(WHAT THE EXERCISE ASKS) Reproduce the material word for word; the images stay out.

(GIVEN RECORDS)
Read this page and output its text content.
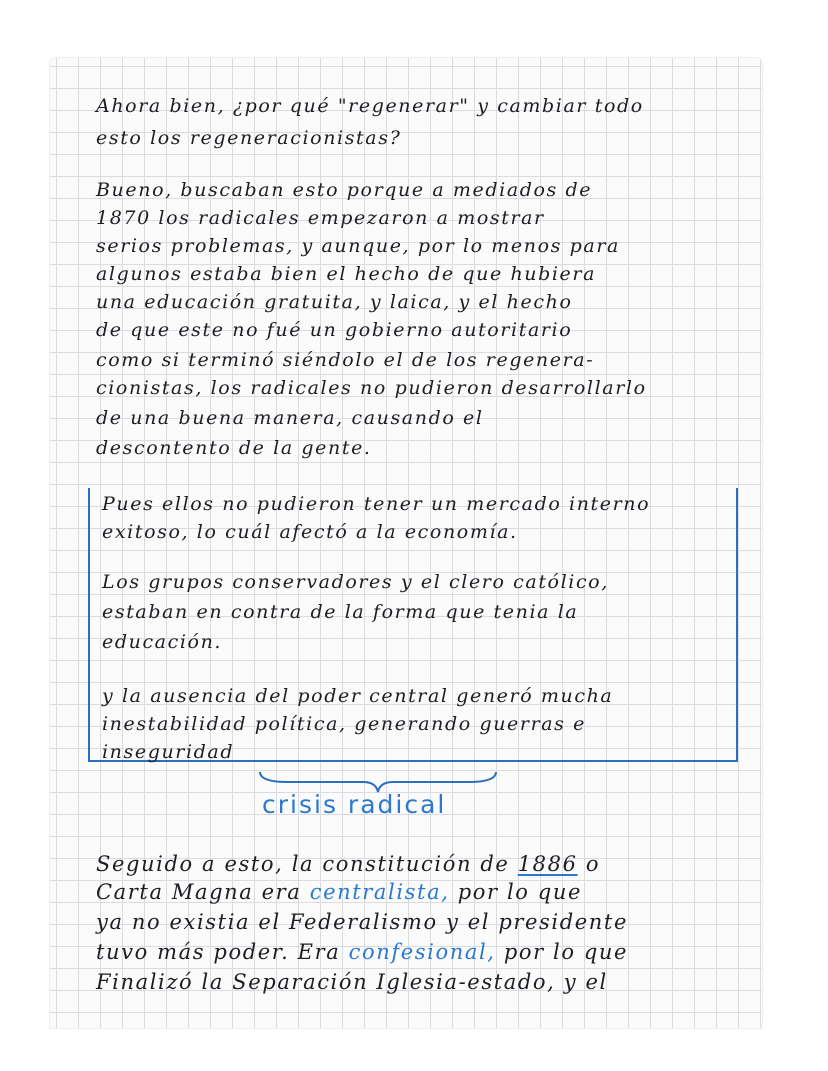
Ahora bien, ¿por qué "regenerar" y cambiar todo
esto los regeneracionistas?
Bueno, buscaban esto porque a mediados de
1870 los radicales empezaron a mostrar
serios problemas, y aunque, por lo menos para
algunos estaba bien el hecho de que hubiera
una educación gratuita, y laica, y el hecho
de que este no fué un gobierno autoritario
como si terminó siéndolo el de los regenera-
cionistas, los radicales no pudieron desarrollarlo
de una buena manera, causando el
descontento de la gente.
Pues ellos no pudieron tener un mercado interno
exitoso, lo cuál afectó a la economía.
Los grupos conservadores y el clero católico,
estaban en contra de la forma que tenia la
educación.
y la ausencia del poder central generó mucha
inestabilidad política, generando guerras e
inseguridad
crisis radical
Seguido a esto, la constitución de 1886 o
Carta Magna era centralista, por lo que
ya no existia el Federalismo y el presidente
tuvo más poder. Era confesional, por lo que
Finalizó la Separación Iglesia-estado, y el
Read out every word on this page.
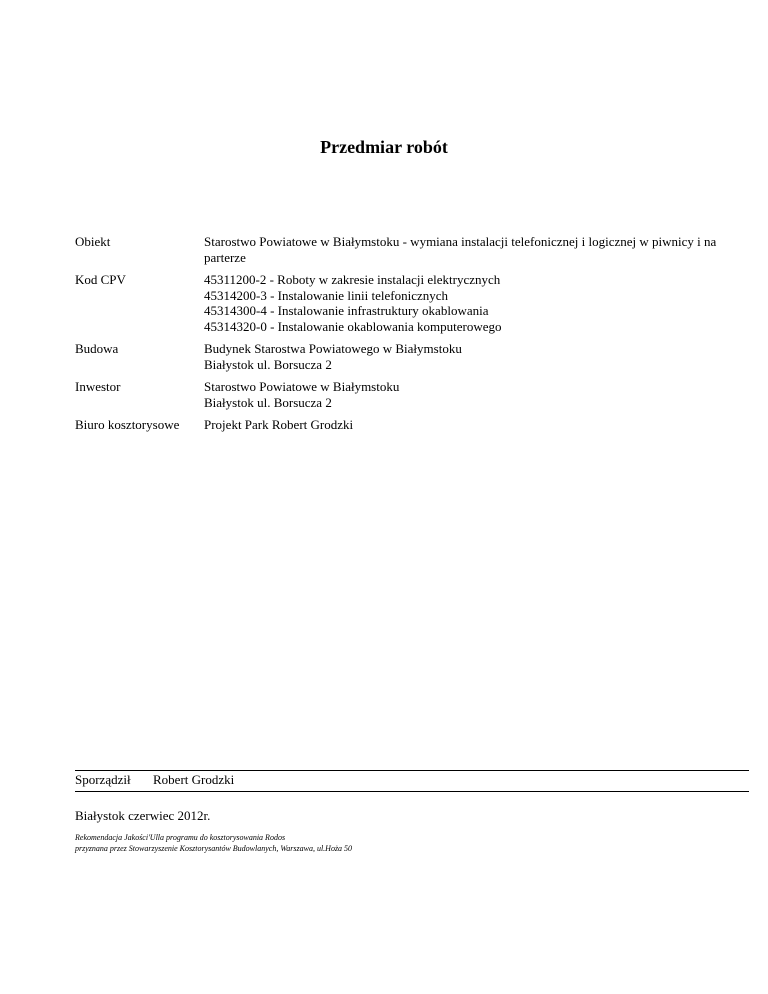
Przedmiar robót
Obiekt	Starostwo Powiatowe w Białymstoku - wymiana instalacji telefonicznej i logicznej w piwnicy i na parterze
Kod CPV	45311200-2 - Roboty w zakresie instalacji elektrycznych
45314200-3 - Instalowanie linii telefonicznych
45314300-4 - Instalowanie infrastruktury okablowania
45314320-0 - Instalowanie okablowania komputerowego
Budowa	Budynek Starostwa Powiatowego w Białymstoku
Białystok ul. Borsucza 2
Inwestor	Starostwo Powiatowe w Białymstoku
Białystok ul. Borsucza 2
Biuro kosztorysowe	Projekt Park Robert Grodzki
Sporządził	Robert Grodzki
Białystok czerwiec 2012r.
Rekomendacja Jakości'Ulla programu do kosztorysowania Rodos
przyznana przez Stowarzyszenie Kosztorysantów Budowlanych, Warszawa, ul.Hoża 50
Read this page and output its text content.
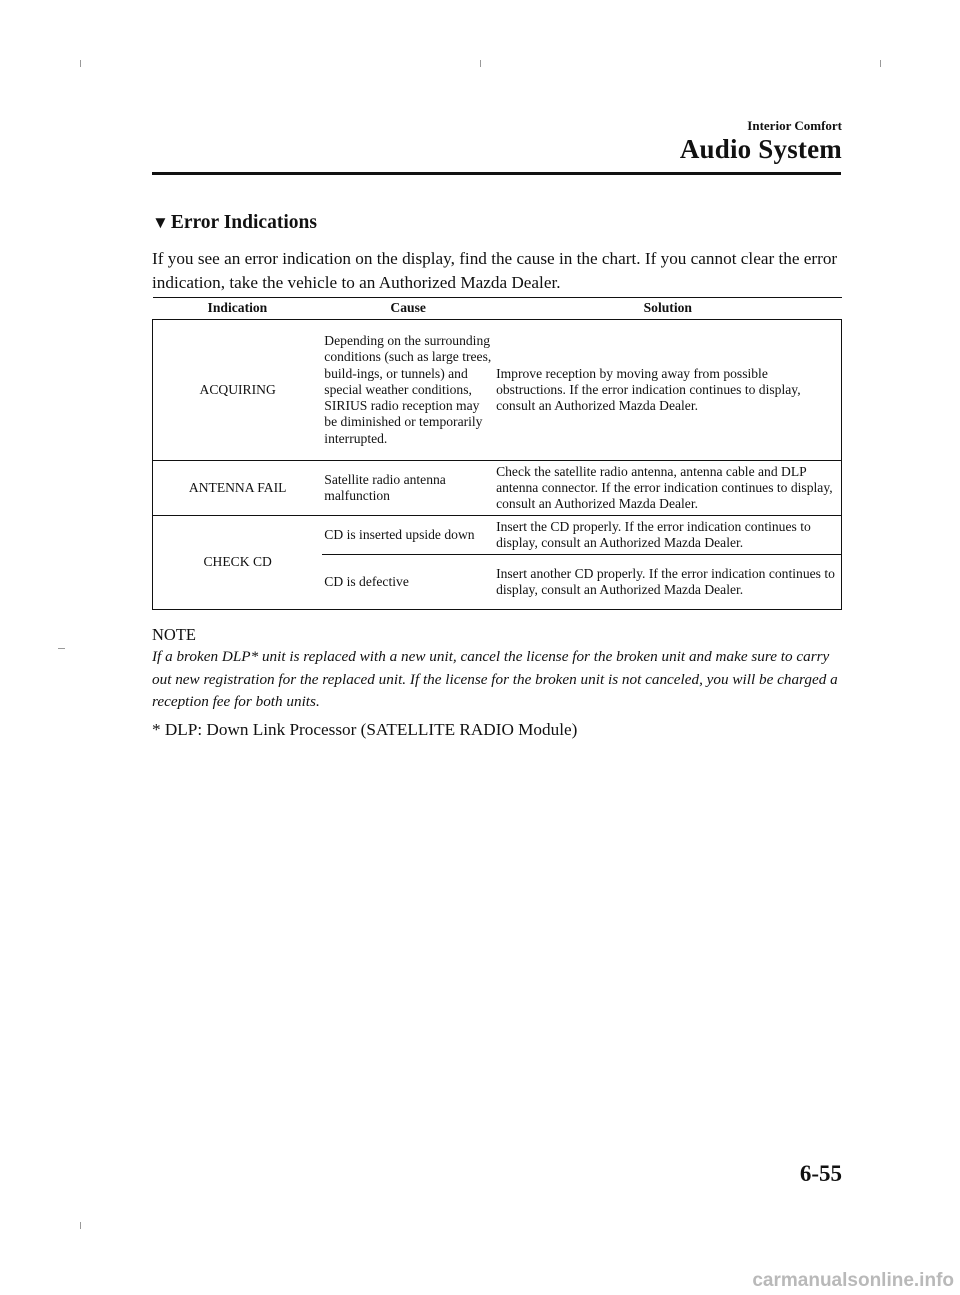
Interior Comfort
Audio System
▼ Error Indications
If you see an error indication on the display, find the cause in the chart. If you cannot clear the error indication, take the vehicle to an Authorized Mazda Dealer.
Indication	Cause	Solution
ACQUIRING	Depending on the surrounding conditions (such as large trees, build-ings, or tunnels) and special weather conditions, SIRIUS radio reception may be diminished or temporarily interrupted.	Improve reception by moving away from possible obstructions. If the error indication continues to display, consult an Authorized Mazda Dealer.
ANTENNA FAIL	Satellite radio antenna malfunction	Check the satellite radio antenna, antenna cable and DLP antenna connector. If the error indication continues to display, consult an Authorized Mazda Dealer.
CHECK CD	CD is inserted upside down	Insert the CD properly. If the error indication continues to display, consult an Authorized Mazda Dealer.
	CD is defective	Insert another CD properly. If the error indication continues to display, consult an Authorized Mazda Dealer.
NOTE
If a broken DLP* unit is replaced with a new unit, cancel the license for the broken unit and make sure to carry out new registration for the replaced unit. If the license for the broken unit is not canceled, you will be charged a reception fee for both units.
* DLP: Down Link Processor (SATELLITE RADIO Module)
6-55
carmanualsonline.info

(REPLY TO THE TASK)
Read this page and output its text content.
Ahora bien, ¿por qué "regenerar" y cambiar todo
esto los regeneracionistas?
Bueno, buscaban esto porque a mediados de
1870 los radicales empezaron a mostrar
serios problemas, y aunque, por lo menos para
algunos estaba bien el hecho de que hubiera
una educación gratuita, y laica, y el hecho
de que este no fué un gobierno autoritario
como si terminó siéndolo el de los regenera-
cionistas, los radicales no pudieron desarrollarlo
de una buena manera, causando el
descontento de la gente.
Pues ellos no pudieron tener un mercado interno
exitoso, lo cuál afectó a la economía.
Los grupos conservadores y el clero católico,
estaban en contra de la forma que tenia la
educación.
y la ausencia del poder central generó mucha
inestabilidad política, generando guerras e
inseguridad
crisis radical
Seguido a esto, la constitución de 1886 o
Carta Magna era centralista, por lo que
ya no existia el Federalismo y el presidente
tuvo más poder. Era confesional, por lo que
Finalizó la Separación Iglesia-estado, y el
Read out every word on this page.
Przedmiar robót
Obiekt	Starostwo Powiatowe w Białymstoku - wymiana instalacji telefonicznej i logicznej w piwnicy i na parterze
Kod CPV	45311200-2 - Roboty w zakresie instalacji elektrycznych
45314200-3 - Instalowanie linii telefonicznych
45314300-4 - Instalowanie infrastruktury okablowania
45314320-0 - Instalowanie okablowania komputerowego
Budowa	Budynek Starostwa Powiatowego w Białymstoku
Białystok ul. Borsucza 2
Inwestor	Starostwo Powiatowe w Białymstoku
Białystok ul. Borsucza 2
Biuro kosztorysowe	Projekt Park Robert Grodzki
Sporządził	Robert Grodzki
Białystok czerwiec 2012r.
Rekomendacja Jakości'Ulla programu do kosztorysowania Rodos
przyznana przez Stowarzyszenie Kosztorysantów Budowlanych, Warszawa, ul.Hoża 50
Read this page and output its text content.
Interior Comfort
Audio System
▼ Error Indications
If you see an error indication on the display, find the cause in the chart. If you cannot clear the error indication, take the vehicle to an Authorized Mazda Dealer.
Indication	Cause	Solution
ACQUIRING	Depending on the surrounding conditions (such as large trees, build-ings, or tunnels) and special weather conditions, SIRIUS radio reception may be diminished or temporarily interrupted.	Improve reception by moving away from possible obstructions. If the error indication continues to display, consult an Authorized Mazda Dealer.
ANTENNA FAIL	Satellite radio antenna malfunction	Check the satellite radio antenna, antenna cable and DLP antenna connector. If the error indication continues to display, consult an Authorized Mazda Dealer.
CHECK CD	CD is inserted upside down	Insert the CD properly. If the error indication continues to display, consult an Authorized Mazda Dealer.
	CD is defective	Insert another CD properly. If the error indication continues to display, consult an Authorized Mazda Dealer.
NOTE
If a broken DLP* unit is replaced with a new unit, cancel the license for the broken unit and make sure to carry out new registration for the replaced unit. If the license for the broken unit is not canceled, you will be charged a reception fee for both units.
* DLP: Down Link Processor (SATELLITE RADIO Module)
6-55
carmanualsonline.info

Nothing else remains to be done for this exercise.